> _Цель задания A_
В каком году, согласно отрывку о школьной реформе, выяснилось, что выпускники школ не хотят идти работать в сферу материального производства?

> _Выбранный фрагмент_
____________

18. Пауки в банке или Происки виновных-3 (Схватка академиков)
Акела промахнулся! Акела промахнулся!!!


Перейдем к основной версии. В 1977 году «вдруг» оказалось, что выпускники школ, получившие среднее образование по новой программе, не хотят идти работать в сферу материального производства. Уровень их претензий резко зашкалил, и толпа недоучек потянулась поступать в ВУЗы, которые тут же взвыли от катастрофического увеличения работы приемных комиссий и, тем более, от её пустопорожности. Почуяв провал школьной реформы, вызванный переходом к всеобщему среднему образованию, и имея прекрасный шанс связать этот провал с введением новых программ, недоброжелатели А.Н. Колмогорова поняли, что настал благоприятный момент для сведения счетов. А недоброжелателей Андрей Николаевич нажил себе в избытке.

____________

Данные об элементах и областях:

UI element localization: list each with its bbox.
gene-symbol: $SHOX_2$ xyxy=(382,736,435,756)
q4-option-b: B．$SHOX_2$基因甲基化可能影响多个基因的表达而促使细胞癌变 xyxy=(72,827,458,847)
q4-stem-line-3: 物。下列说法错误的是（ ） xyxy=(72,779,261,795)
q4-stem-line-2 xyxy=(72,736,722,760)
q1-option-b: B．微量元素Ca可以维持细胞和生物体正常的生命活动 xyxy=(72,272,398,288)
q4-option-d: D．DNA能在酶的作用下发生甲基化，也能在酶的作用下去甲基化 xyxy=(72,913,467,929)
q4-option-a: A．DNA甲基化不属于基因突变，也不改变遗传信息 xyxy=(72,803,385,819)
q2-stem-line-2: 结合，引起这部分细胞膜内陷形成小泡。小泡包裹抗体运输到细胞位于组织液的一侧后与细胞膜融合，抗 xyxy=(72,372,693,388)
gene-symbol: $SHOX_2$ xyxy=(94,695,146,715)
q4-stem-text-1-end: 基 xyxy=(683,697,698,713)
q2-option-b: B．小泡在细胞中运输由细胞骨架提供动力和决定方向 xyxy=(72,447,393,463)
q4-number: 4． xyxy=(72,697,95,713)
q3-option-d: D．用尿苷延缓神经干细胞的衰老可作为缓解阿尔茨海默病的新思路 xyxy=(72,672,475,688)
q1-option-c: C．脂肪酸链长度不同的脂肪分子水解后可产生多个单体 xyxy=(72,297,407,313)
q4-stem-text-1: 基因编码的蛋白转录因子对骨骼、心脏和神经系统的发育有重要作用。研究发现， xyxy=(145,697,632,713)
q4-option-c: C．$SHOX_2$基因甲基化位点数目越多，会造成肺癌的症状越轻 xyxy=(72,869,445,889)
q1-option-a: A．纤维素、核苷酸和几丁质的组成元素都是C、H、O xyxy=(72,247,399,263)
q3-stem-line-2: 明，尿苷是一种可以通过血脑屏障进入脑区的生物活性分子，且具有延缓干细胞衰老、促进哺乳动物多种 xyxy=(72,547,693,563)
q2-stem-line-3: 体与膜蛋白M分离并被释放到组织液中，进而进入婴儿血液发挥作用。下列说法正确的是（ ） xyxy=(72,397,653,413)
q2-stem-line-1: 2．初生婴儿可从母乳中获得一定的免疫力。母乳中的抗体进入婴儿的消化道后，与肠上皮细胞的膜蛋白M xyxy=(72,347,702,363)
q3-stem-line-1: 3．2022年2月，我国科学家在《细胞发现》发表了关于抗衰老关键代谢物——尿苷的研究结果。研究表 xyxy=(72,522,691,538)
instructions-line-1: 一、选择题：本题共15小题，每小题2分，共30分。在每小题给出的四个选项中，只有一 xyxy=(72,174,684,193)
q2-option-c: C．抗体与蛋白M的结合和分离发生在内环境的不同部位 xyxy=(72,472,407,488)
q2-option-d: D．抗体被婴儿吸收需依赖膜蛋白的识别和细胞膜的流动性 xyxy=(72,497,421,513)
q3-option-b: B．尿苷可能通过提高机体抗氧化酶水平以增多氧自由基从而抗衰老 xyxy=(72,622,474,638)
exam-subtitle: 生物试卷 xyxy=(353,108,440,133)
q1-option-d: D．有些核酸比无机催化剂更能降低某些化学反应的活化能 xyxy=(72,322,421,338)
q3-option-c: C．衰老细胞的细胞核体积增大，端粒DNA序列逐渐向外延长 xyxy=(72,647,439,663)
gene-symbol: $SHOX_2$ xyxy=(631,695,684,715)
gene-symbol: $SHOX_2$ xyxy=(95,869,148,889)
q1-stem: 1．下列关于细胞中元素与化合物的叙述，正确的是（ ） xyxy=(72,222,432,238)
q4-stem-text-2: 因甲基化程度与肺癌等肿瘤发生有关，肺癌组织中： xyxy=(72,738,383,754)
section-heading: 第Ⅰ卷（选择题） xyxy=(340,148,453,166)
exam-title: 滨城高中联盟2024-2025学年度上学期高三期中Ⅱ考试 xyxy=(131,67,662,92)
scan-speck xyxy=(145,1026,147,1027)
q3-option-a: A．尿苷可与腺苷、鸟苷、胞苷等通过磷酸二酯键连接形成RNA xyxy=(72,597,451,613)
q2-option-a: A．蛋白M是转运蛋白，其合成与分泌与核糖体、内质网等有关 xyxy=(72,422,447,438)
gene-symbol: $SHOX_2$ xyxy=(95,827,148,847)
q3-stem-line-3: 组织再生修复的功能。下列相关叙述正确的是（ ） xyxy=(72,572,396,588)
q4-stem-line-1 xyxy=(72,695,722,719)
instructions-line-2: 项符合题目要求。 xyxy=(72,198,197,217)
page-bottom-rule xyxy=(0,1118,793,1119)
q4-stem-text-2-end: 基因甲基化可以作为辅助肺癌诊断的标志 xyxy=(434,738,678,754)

____________

> _Цель задания B_
Продублируйте без изменений строки записей от самого начала вплоть до строки с «q4-stem-text-1-end: 基 xyxy=(683,697,698,713)» включительно.

> _Ответ на задание A_
В 1977 году.

> _Ответ на задание B_
UI element localization: list each with its bbox.
gene-symbol: $SHOX_2$ xyxy=(382,736,435,756)
q4-option-b: B．$SHOX_2$基因甲基化可能影响多个基因的表达而促使细胞癌变 xyxy=(72,827,458,847)
q4-stem-line-3: 物。下列说法错误的是（ ） xyxy=(72,779,261,795)
q4-stem-line-2 xyxy=(72,736,722,760)
q1-option-b: B．微量元素Ca可以维持细胞和生物体正常的生命活动 xyxy=(72,272,398,288)
q4-option-d: D．DNA能在酶的作用下发生甲基化，也能在酶的作用下去甲基化 xyxy=(72,913,467,929)
q4-option-a: A．DNA甲基化不属于基因突变，也不改变遗传信息 xyxy=(72,803,385,819)
q2-stem-line-2: 结合，引起这部分细胞膜内陷形成小泡。小泡包裹抗体运输到细胞位于组织液的一侧后与细胞膜融合，抗 xyxy=(72,372,693,388)
gene-symbol: $SHOX_2$ xyxy=(94,695,146,715)
q4-stem-text-1-end: 基 xyxy=(683,697,698,713)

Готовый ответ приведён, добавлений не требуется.